STATED PROBLEM ▸
Determine the number of lines that contain the word "edge", then state that number and nothing more.

Figure data in JSON:
++++++++++++++++++++
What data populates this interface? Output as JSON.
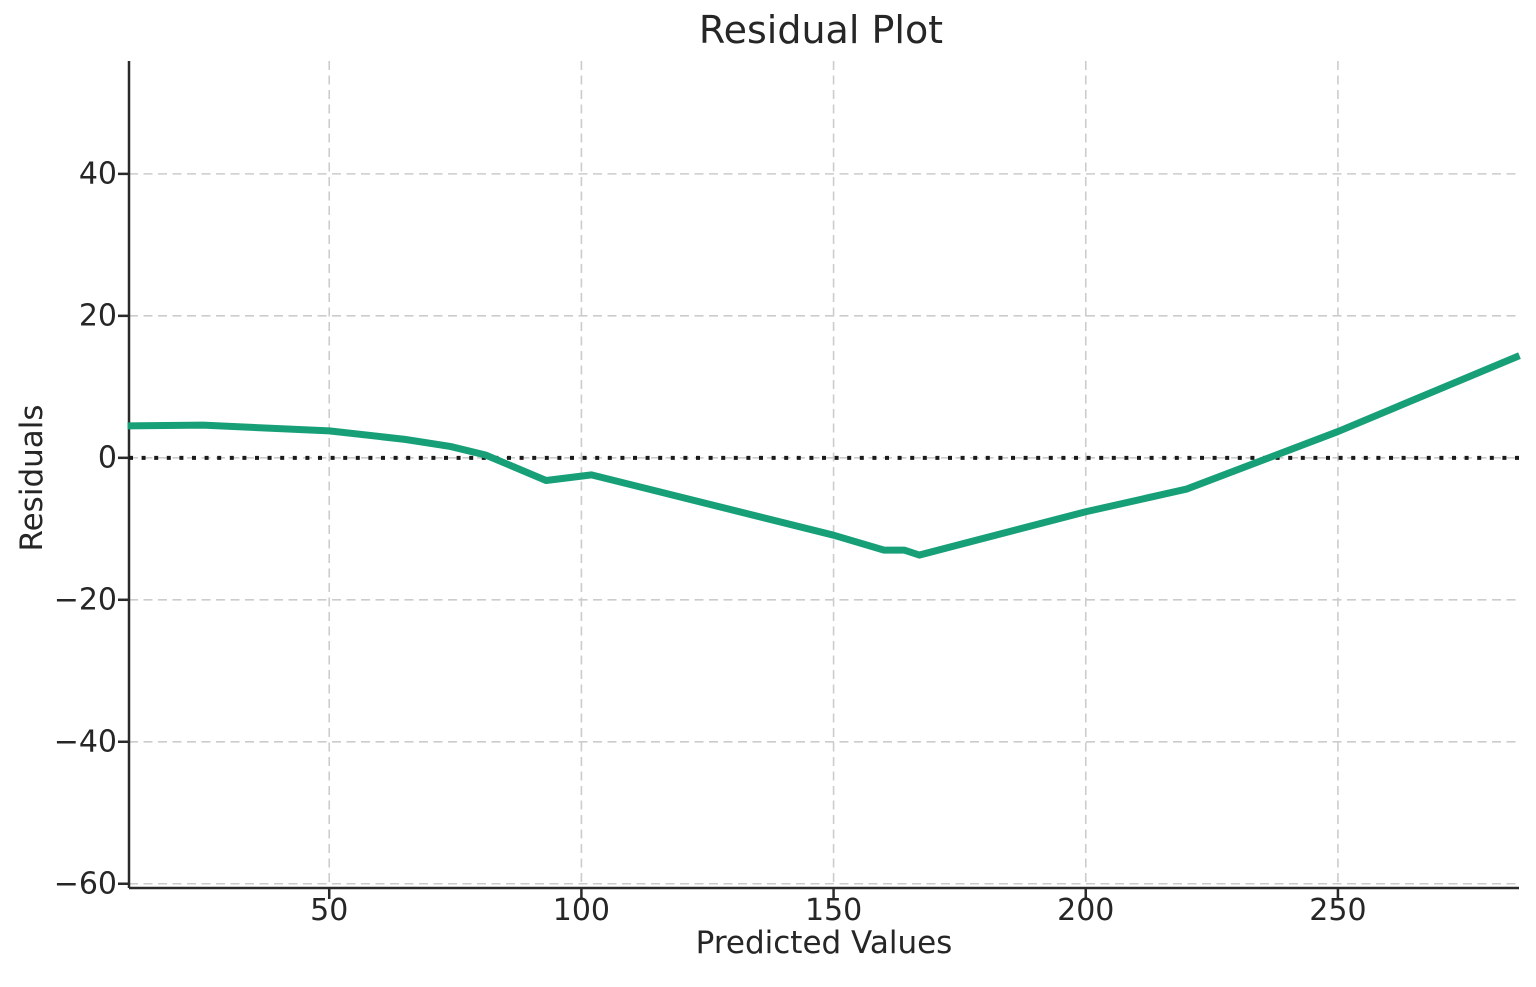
{
  "figure": {
    "title": "Residual Plot",
    "xlabel": "Predicted Values",
    "ylabel": "Residuals"
  },
  "style": {
    "accent": "#17a077",
    "grid_color": "#cccccc",
    "text_color": "#262626",
    "spine_color": "#2a2a2a",
    "zero_line_color": "#1a1a1a",
    "background": "#ffffff"
  },
  "chart_data": {
    "type": "line",
    "title": "Residual Plot",
    "xlabel": "Predicted Values",
    "ylabel": "Residuals",
    "xlim": [
      10.3,
      285.9
    ],
    "ylim": [
      -60.6,
      55.9
    ],
    "x_ticks": [
      50,
      100,
      150,
      200,
      250
    ],
    "y_ticks": [
      40,
      20,
      0,
      -20,
      -40,
      -60
    ],
    "grid": true,
    "grid_style": "dashed",
    "legend": "none",
    "reference_line": {
      "y": 0,
      "style": "dotted",
      "color": "#1a1a1a"
    },
    "series": [
      {
        "name": "residuals",
        "color": "#17a077",
        "x": [
          10,
          25,
          50,
          65,
          74,
          81,
          93,
          102,
          150,
          160,
          164,
          167,
          200,
          220,
          250,
          286
        ],
        "y": [
          4.5,
          4.6,
          3.8,
          2.6,
          1.6,
          0.4,
          -3.2,
          -2.4,
          -10.9,
          -13.0,
          -13.0,
          -13.7,
          -7.6,
          -4.4,
          3.7,
          14.4
        ]
      }
    ]
  }
}
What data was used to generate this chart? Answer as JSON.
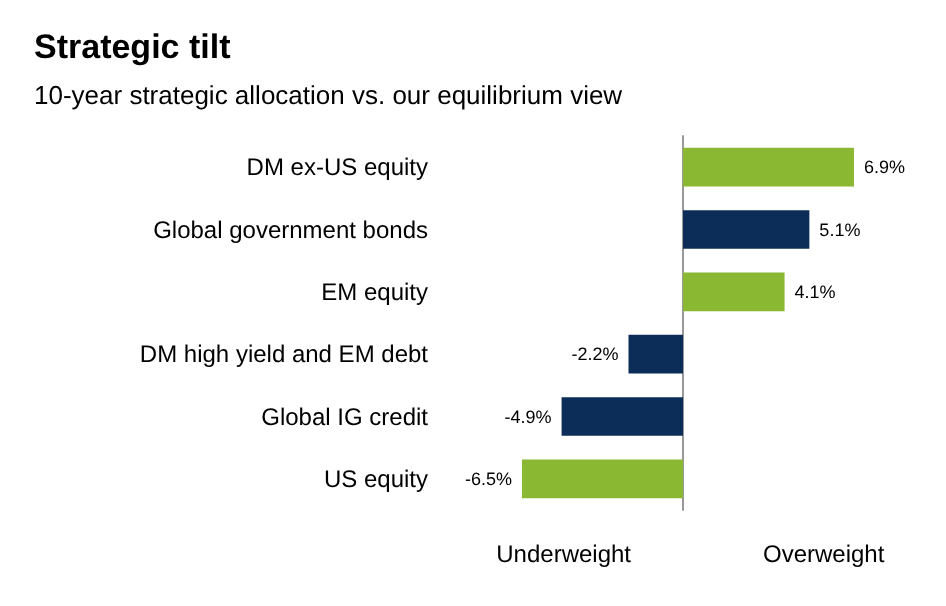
{
  "chart_data": {
    "type": "bar",
    "orientation": "horizontal",
    "title": "Strategic tilt",
    "subtitle": "10-year strategic allocation vs. our equilibrium view",
    "categories": [
      "DM ex-US equity",
      "Global government bonds",
      "EM equity",
      "DM high yield and EM debt",
      "Global IG credit",
      "US equity"
    ],
    "values": [
      6.9,
      5.1,
      4.1,
      -2.2,
      -4.9,
      -6.5
    ],
    "colors": [
      "#8ab833",
      "#0c2d57",
      "#8ab833",
      "#0c2d57",
      "#0c2d57",
      "#8ab833"
    ],
    "value_labels": [
      "6.9%",
      "5.1%",
      "4.1%",
      "-2.2%",
      "-4.9%",
      "-6.5%"
    ],
    "annotations": [
      "Underweight",
      "Overweight"
    ]
  }
}
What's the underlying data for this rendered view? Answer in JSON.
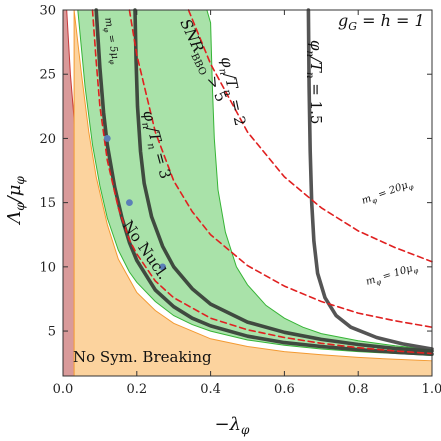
{
  "chart_data": {
    "type": "area",
    "xlabel": "−λ_φ",
    "ylabel": "Λ_φ/μ_φ",
    "xlim": [
      0.0,
      1.0
    ],
    "ylim": [
      1.5,
      30
    ],
    "x_ticks": [
      0.0,
      0.2,
      0.4,
      0.6,
      0.8,
      1.0
    ],
    "x_tick_labels": [
      "0.0",
      "0.2",
      "0.4",
      "0.6",
      "0.8",
      "1.0"
    ],
    "y_ticks": [
      5,
      10,
      15,
      20,
      25,
      30
    ],
    "y_tick_labels": [
      "5",
      "10",
      "15",
      "20",
      "25",
      "30"
    ],
    "grid": false,
    "regions": [
      {
        "name": "No Sym. Breaking",
        "fill": "#d99a9a",
        "edge": "#c83a3a",
        "upper": [
          [
            0.0,
            30
          ],
          [
            0.01,
            30
          ],
          [
            0.02,
            25
          ],
          [
            0.04,
            18
          ],
          [
            0.06,
            13
          ],
          [
            0.08,
            10
          ],
          [
            0.1,
            8.3
          ],
          [
            0.15,
            6.2
          ],
          [
            0.2,
            5.1
          ],
          [
            0.3,
            3.95
          ],
          [
            0.4,
            3.4
          ],
          [
            0.5,
            3.05
          ],
          [
            0.6,
            2.8
          ],
          [
            0.7,
            2.62
          ],
          [
            0.8,
            2.48
          ],
          [
            0.9,
            2.36
          ],
          [
            1.0,
            2.28
          ]
        ]
      },
      {
        "name": "No Nucl.",
        "fill": "#fcd39e",
        "edge": "#f39a32",
        "upper": [
          [
            0.03,
            30
          ],
          [
            0.05,
            25
          ],
          [
            0.07,
            20.5
          ],
          [
            0.09,
            17
          ],
          [
            0.12,
            13.3
          ],
          [
            0.15,
            10.6
          ],
          [
            0.2,
            8.0
          ],
          [
            0.25,
            6.6
          ],
          [
            0.3,
            5.6
          ],
          [
            0.4,
            4.4
          ],
          [
            0.5,
            3.8
          ],
          [
            0.6,
            3.4
          ],
          [
            0.7,
            3.15
          ],
          [
            0.8,
            2.95
          ],
          [
            0.9,
            2.8
          ],
          [
            1.0,
            2.68
          ]
        ]
      },
      {
        "name": "SNR_BBO > 5",
        "fill": "#a9e2a9",
        "edge": "#36b436",
        "upper": [
          [
            0.39,
            30
          ],
          [
            0.4,
            29
          ],
          [
            0.405,
            24
          ],
          [
            0.41,
            20
          ],
          [
            0.42,
            16
          ],
          [
            0.44,
            12.7
          ],
          [
            0.47,
            10
          ],
          [
            0.5,
            8.6
          ],
          [
            0.55,
            7.0
          ],
          [
            0.6,
            6.0
          ],
          [
            0.65,
            5.3
          ],
          [
            0.7,
            4.8
          ],
          [
            0.8,
            4.25
          ],
          [
            0.9,
            3.85
          ],
          [
            1.0,
            3.55
          ]
        ],
        "lower": [
          [
            0.04,
            30
          ],
          [
            0.06,
            24
          ],
          [
            0.08,
            19.5
          ],
          [
            0.1,
            16.3
          ],
          [
            0.12,
            13.8
          ],
          [
            0.15,
            11.3
          ],
          [
            0.18,
            9.6
          ],
          [
            0.2,
            8.8
          ],
          [
            0.25,
            7.3
          ],
          [
            0.3,
            6.2
          ],
          [
            0.35,
            5.5
          ],
          [
            0.4,
            5.0
          ],
          [
            0.5,
            4.3
          ],
          [
            0.6,
            3.9
          ],
          [
            0.7,
            3.6
          ],
          [
            0.8,
            3.4
          ],
          [
            0.9,
            3.25
          ],
          [
            1.0,
            3.1
          ]
        ]
      }
    ],
    "series": [
      {
        "name": "φ_n/T_n = 1.5",
        "color": "#555555",
        "points": [
          [
            0.665,
            30
          ],
          [
            0.667,
            24
          ],
          [
            0.67,
            19
          ],
          [
            0.674,
            15
          ],
          [
            0.68,
            12
          ],
          [
            0.69,
            9.5
          ],
          [
            0.71,
            7.6
          ],
          [
            0.74,
            6.2
          ],
          [
            0.78,
            5.3
          ],
          [
            0.85,
            4.5
          ],
          [
            0.92,
            4.0
          ],
          [
            1.0,
            3.6
          ]
        ]
      },
      {
        "name": "φ_n/T_n = 2",
        "color": "#3f4a3f",
        "points": [
          [
            0.195,
            30
          ],
          [
            0.198,
            26
          ],
          [
            0.202,
            22.5
          ],
          [
            0.21,
            19
          ],
          [
            0.22,
            16.5
          ],
          [
            0.24,
            13.9
          ],
          [
            0.27,
            11.6
          ],
          [
            0.3,
            10
          ],
          [
            0.35,
            8.3
          ],
          [
            0.4,
            7.1
          ],
          [
            0.5,
            5.7
          ],
          [
            0.6,
            4.9
          ],
          [
            0.7,
            4.35
          ],
          [
            0.8,
            3.95
          ],
          [
            0.9,
            3.65
          ],
          [
            1.0,
            3.45
          ]
        ]
      },
      {
        "name": "φ_n/T_n = 3",
        "color": "#3f4a3f",
        "points": [
          [
            0.09,
            30
          ],
          [
            0.1,
            25.5
          ],
          [
            0.11,
            22
          ],
          [
            0.12,
            19.5
          ],
          [
            0.14,
            16.2
          ],
          [
            0.16,
            13.8
          ],
          [
            0.18,
            11.9
          ],
          [
            0.2,
            10.5
          ],
          [
            0.25,
            8.2
          ],
          [
            0.3,
            6.9
          ],
          [
            0.35,
            6.0
          ],
          [
            0.4,
            5.4
          ],
          [
            0.5,
            4.6
          ],
          [
            0.6,
            4.1
          ],
          [
            0.7,
            3.8
          ],
          [
            0.8,
            3.55
          ],
          [
            0.9,
            3.35
          ],
          [
            1.0,
            3.2
          ]
        ]
      },
      {
        "name": "m_φ = 5μ_φ",
        "color": "#e02020",
        "dashed": true,
        "points": [
          [
            0.08,
            30
          ],
          [
            0.09,
            26
          ],
          [
            0.1,
            22.5
          ],
          [
            0.12,
            18.3
          ],
          [
            0.15,
            14.6
          ],
          [
            0.18,
            12.1
          ],
          [
            0.2,
            11.0
          ],
          [
            0.25,
            8.9
          ],
          [
            0.3,
            7.6
          ],
          [
            0.4,
            6.0
          ],
          [
            0.5,
            5.1
          ],
          [
            0.6,
            4.5
          ],
          [
            0.7,
            4.05
          ],
          [
            0.8,
            3.7
          ],
          [
            0.9,
            3.45
          ],
          [
            1.0,
            3.25
          ]
        ]
      },
      {
        "name": "m_φ = 10μ_φ",
        "color": "#e02020",
        "dashed": true,
        "points": [
          [
            0.18,
            30
          ],
          [
            0.2,
            26.5
          ],
          [
            0.25,
            20.5
          ],
          [
            0.3,
            16.7
          ],
          [
            0.35,
            14.3
          ],
          [
            0.4,
            12.5
          ],
          [
            0.5,
            10.1
          ],
          [
            0.6,
            8.5
          ],
          [
            0.7,
            7.3
          ],
          [
            0.8,
            6.4
          ],
          [
            0.9,
            5.8
          ],
          [
            1.0,
            5.3
          ]
        ]
      },
      {
        "name": "m_φ = 20μ_φ",
        "color": "#e02020",
        "dashed": true,
        "points": [
          [
            0.34,
            30
          ],
          [
            0.4,
            25.8
          ],
          [
            0.5,
            20.5
          ],
          [
            0.6,
            17.0
          ],
          [
            0.7,
            14.6
          ],
          [
            0.8,
            12.8
          ],
          [
            0.9,
            11.5
          ],
          [
            1.0,
            10.4
          ]
        ]
      }
    ],
    "markers": {
      "color": "#5b7fb8",
      "points": [
        [
          0.12,
          20
        ],
        [
          0.18,
          15
        ],
        [
          0.27,
          10
        ]
      ]
    },
    "annotations": [
      {
        "id": "gg",
        "text": "g_G = h = 1"
      },
      {
        "id": "snr",
        "text": "SNR_BBO > 5"
      },
      {
        "id": "phi2",
        "text": "φ_n/T_n = 2"
      },
      {
        "id": "phi3",
        "text": "φ_n/T_n = 3"
      },
      {
        "id": "phi15",
        "text": "φ_n/T_n = 1.5"
      },
      {
        "id": "m5",
        "text": "m_φ = 5μ_φ"
      },
      {
        "id": "m10",
        "text": "m_φ = 10μ_φ"
      },
      {
        "id": "m20",
        "text": "m_φ = 20μ_φ"
      },
      {
        "id": "nonucl",
        "text": "No Nucl."
      },
      {
        "id": "nosym",
        "text": "No Sym. Breaking"
      }
    ]
  }
}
++++++++++++++++++++
OUTPUT BELOW ▸
3